THE REQUEST →
Transcribe the records in full, keeping every character as it is.

-- Start RECORDS PROVIDED --

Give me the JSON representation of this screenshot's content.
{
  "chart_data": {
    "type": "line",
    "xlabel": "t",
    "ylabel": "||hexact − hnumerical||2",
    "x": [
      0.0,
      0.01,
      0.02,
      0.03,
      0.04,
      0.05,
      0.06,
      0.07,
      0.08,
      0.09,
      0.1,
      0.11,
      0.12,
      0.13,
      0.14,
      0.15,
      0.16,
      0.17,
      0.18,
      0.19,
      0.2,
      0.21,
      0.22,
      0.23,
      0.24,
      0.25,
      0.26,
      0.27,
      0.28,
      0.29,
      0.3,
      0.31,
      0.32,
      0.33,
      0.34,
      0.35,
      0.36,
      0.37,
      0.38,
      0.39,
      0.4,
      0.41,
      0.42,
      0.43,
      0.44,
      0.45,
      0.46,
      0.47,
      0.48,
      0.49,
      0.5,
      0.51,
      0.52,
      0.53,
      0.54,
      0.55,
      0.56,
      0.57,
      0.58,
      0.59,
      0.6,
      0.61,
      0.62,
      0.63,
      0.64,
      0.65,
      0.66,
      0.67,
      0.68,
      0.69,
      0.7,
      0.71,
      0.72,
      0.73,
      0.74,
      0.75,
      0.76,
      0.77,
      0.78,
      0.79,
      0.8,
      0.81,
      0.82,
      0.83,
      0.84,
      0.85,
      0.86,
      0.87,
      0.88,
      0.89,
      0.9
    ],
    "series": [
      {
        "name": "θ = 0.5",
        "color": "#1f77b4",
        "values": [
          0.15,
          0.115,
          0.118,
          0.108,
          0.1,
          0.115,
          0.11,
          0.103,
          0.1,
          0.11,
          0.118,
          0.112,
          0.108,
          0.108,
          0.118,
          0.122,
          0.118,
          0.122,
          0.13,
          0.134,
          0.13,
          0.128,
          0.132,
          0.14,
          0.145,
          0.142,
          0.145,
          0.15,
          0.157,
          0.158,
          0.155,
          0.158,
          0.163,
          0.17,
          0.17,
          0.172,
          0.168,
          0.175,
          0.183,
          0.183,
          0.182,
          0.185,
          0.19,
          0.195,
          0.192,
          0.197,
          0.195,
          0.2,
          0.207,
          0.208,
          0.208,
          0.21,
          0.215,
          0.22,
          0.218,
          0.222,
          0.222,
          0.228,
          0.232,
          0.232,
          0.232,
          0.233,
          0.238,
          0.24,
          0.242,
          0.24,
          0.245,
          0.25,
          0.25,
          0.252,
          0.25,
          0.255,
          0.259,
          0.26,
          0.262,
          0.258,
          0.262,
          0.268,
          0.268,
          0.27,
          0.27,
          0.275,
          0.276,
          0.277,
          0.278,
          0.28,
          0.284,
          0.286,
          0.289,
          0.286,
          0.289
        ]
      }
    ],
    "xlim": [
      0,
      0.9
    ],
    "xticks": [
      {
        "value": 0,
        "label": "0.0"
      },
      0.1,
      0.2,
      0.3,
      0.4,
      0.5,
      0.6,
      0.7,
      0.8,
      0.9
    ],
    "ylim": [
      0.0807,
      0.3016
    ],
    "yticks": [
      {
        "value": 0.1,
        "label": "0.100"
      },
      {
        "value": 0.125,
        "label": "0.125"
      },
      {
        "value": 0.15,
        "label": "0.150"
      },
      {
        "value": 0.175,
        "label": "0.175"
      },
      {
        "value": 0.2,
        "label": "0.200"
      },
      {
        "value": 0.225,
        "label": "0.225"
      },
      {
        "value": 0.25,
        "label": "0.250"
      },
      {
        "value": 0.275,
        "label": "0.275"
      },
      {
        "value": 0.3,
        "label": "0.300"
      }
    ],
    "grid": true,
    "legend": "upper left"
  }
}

-- End RECORDS PROVIDED --

SOLUTION →
Give me the JSON representation of this screenshot's content.
{
  "chart_data": {
    "type": "line",
    "xlabel": "t",
    "ylabel": "||hexact − hnumerical||2",
    "x": [
      0.0,
      0.01,
      0.02,
      0.03,
      0.04,
      0.05,
      0.06,
      0.07,
      0.08,
      0.09,
      0.1,
      0.11,
      0.12,
      0.13,
      0.14,
      0.15,
      0.16,
      0.17,
      0.18,
      0.19,
      0.2,
      0.21,
      0.22,
      0.23,
      0.24,
      0.25,
      0.26,
      0.27,
      0.28,
      0.29,
      0.3,
      0.31,
      0.32,
      0.33,
      0.34,
      0.35,
      0.36,
      0.37,
      0.38,
      0.39,
      0.4,
      0.41,
      0.42,
      0.43,
      0.44,
      0.45,
      0.46,
      0.47,
      0.48,
      0.49,
      0.5,
      0.51,
      0.52,
      0.53,
      0.54,
      0.55,
      0.56,
      0.57,
      0.58,
      0.59,
      0.6,
      0.61,
      0.62,
      0.63,
      0.64,
      0.65,
      0.66,
      0.67,
      0.68,
      0.69,
      0.7,
      0.71,
      0.72,
      0.73,
      0.74,
      0.75,
      0.76,
      0.77,
      0.78,
      0.79,
      0.8,
      0.81,
      0.82,
      0.83,
      0.84,
      0.85,
      0.86,
      0.87,
      0.88,
      0.89,
      0.9
    ],
    "series": [
      {
        "name": "θ = 0.5",
        "color": "#1f77b4",
        "values": [
          0.15,
          0.115,
          0.118,
          0.108,
          0.1,
          0.115,
          0.11,
          0.103,
          0.1,
          0.11,
          0.118,
          0.112,
          0.108,
          0.108,
          0.118,
          0.122,
          0.118,
          0.122,
          0.13,
          0.134,
          0.13,
          0.128,
          0.132,
          0.14,
          0.145,
          0.142,
          0.145,
          0.15,
          0.157,
          0.158,
          0.155,
          0.158,
          0.163,
          0.17,
          0.17,
          0.172,
          0.168,
          0.175,
          0.183,
          0.183,
          0.182,
          0.185,
          0.19,
          0.195,
          0.192,
          0.197,
          0.195,
          0.2,
          0.207,
          0.208,
          0.208,
          0.21,
          0.215,
          0.22,
          0.218,
          0.222,
          0.222,
          0.228,
          0.232,
          0.232,
          0.232,
          0.233,
          0.238,
          0.24,
          0.242,
          0.24,
          0.245,
          0.25,
          0.25,
          0.252,
          0.25,
          0.255,
          0.259,
          0.26,
          0.262,
          0.258,
          0.262,
          0.268,
          0.268,
          0.27,
          0.27,
          0.275,
          0.276,
          0.277,
          0.278,
          0.28,
          0.284,
          0.286,
          0.289,
          0.286,
          0.289
        ]
      }
    ],
    "xlim": [
      0,
      0.9
    ],
    "xticks": [
      {
        "value": 0,
        "label": "0.0"
      },
      0.1,
      0.2,
      0.3,
      0.4,
      0.5,
      0.6,
      0.7,
      0.8,
      0.9
    ],
    "ylim": [
      0.0807,
      0.3016
    ],
    "yticks": [
      {
        "value": 0.1,
        "label": "0.100"
      },
      {
        "value": 0.125,
        "label": "0.125"
      },
      {
        "value": 0.15,
        "label": "0.150"
      },
      {
        "value": 0.175,
        "label": "0.175"
      },
      {
        "value": 0.2,
        "label": "0.200"
      },
      {
        "value": 0.225,
        "label": "0.225"
      },
      {
        "value": 0.25,
        "label": "0.250"
      },
      {
        "value": 0.275,
        "label": "0.275"
      },
      {
        "value": 0.3,
        "label": "0.300"
      }
    ],
    "grid": true,
    "legend": "upper left"
  }
}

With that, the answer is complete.